| Goal |
Drop the pictures, then extract the listing word for word.

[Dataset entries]
▬▬▬

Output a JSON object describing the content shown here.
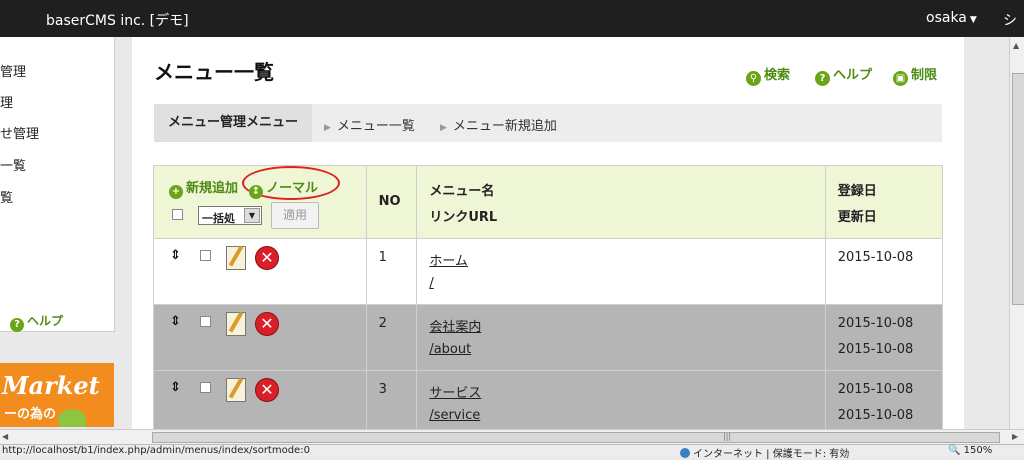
{
  "topbar": {
    "site": "baserCMS inc. [デモ]",
    "user": "osaka",
    "more": "シ"
  },
  "sidebar": {
    "items": [
      "管理",
      "理",
      "せ管理",
      "一覧",
      "覧"
    ],
    "help": "ヘルプ"
  },
  "banner": {
    "line1": "Market",
    "line2": "ーの為の"
  },
  "page": {
    "title": "メニュー一覧",
    "links": {
      "search": "検索",
      "help": "ヘルプ",
      "restrict": "制限"
    }
  },
  "breadcrumb": [
    "メニュー管理メニュー",
    "メニュー一覧",
    "メニュー新規追加"
  ],
  "table": {
    "add_label": "新規追加",
    "normal_label": "ノーマル",
    "bulk_select": "一括処",
    "apply_label": "適用",
    "headers": {
      "no": "NO",
      "name": "メニュー名",
      "url": "リンクURL",
      "created": "登録日",
      "updated": "更新日"
    },
    "rows": [
      {
        "no": "1",
        "name": "ホーム",
        "url": "/",
        "created": "2015-10-08",
        "updated": ""
      },
      {
        "no": "2",
        "name": "会社案内",
        "url": "/about",
        "created": "2015-10-08",
        "updated": "2015-10-08"
      },
      {
        "no": "3",
        "name": "サービス",
        "url": "/service",
        "created": "2015-10-08",
        "updated": "2015-10-08"
      }
    ]
  },
  "statusbar": {
    "url": "http://localhost/b1/index.php/admin/menus/index/sortmode:0",
    "zone": "インターネット | 保護モード: 有効",
    "zoom": "150%"
  },
  "colors": {
    "accent_green": "#4e8b12",
    "highlight_red": "#e02020",
    "header_bg": "#eef6d6",
    "row_grey": "#b5b5b5"
  }
}
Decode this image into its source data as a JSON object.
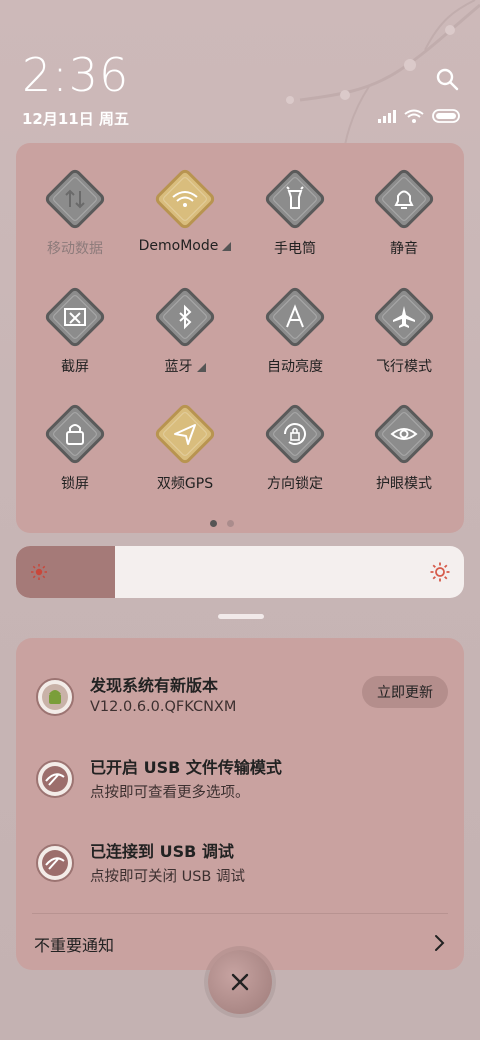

▬▬▬

| Task answer |
Output a JSON object describing the content shown here.
{
  "topbar": {
    "site": "baserCMS inc. [デモ]",
    "user": "osaka",
    "more": "シ"
  },
  "sidebar": {
    "items": [
      "管理",
      "理",
      "せ管理",
      "一覧",
      "覧"
    ],
    "help": "ヘルプ"
  },
  "banner": {
    "line1": "Market",
    "line2": "ーの為の"
  },
  "page": {
    "title": "メニュー一覧",
    "links": {
      "search": "検索",
      "help": "ヘルプ",
      "restrict": "制限"
    }
  },
  "breadcrumb": [
    "メニュー管理メニュー",
    "メニュー一覧",
    "メニュー新規追加"
  ],
  "table": {
    "add_label": "新規追加",
    "normal_label": "ノーマル",
    "bulk_select": "一括処",
    "apply_label": "適用",
    "headers": {
      "no": "NO",
      "name": "メニュー名",
      "url": "リンクURL",
      "created": "登録日",
      "updated": "更新日"
    },
    "rows": [
      {
        "no": "1",
        "name": "ホーム",
        "url": "/",
        "created": "2015-10-08",
        "updated": ""
      },
      {
        "no": "2",
        "name": "会社案内",
        "url": "/about",
        "created": "2015-10-08",
        "updated": "2015-10-08"
      },
      {
        "no": "3",
        "name": "サービス",
        "url": "/service",
        "created": "2015-10-08",
        "updated": "2015-10-08"
      }
    ]
  },
  "statusbar": {
    "url": "http://localhost/b1/index.php/admin/menus/index/sortmode:0",
    "zone": "インターネット | 保護モード: 有効",
    "zoom": "150%"
  },
  "colors": {
    "accent_green": "#4e8b12",
    "highlight_red": "#e02020",
    "header_bg": "#eef6d6",
    "row_grey": "#b5b5b5"
  }
}
Decode this image into its source data as a JSON object.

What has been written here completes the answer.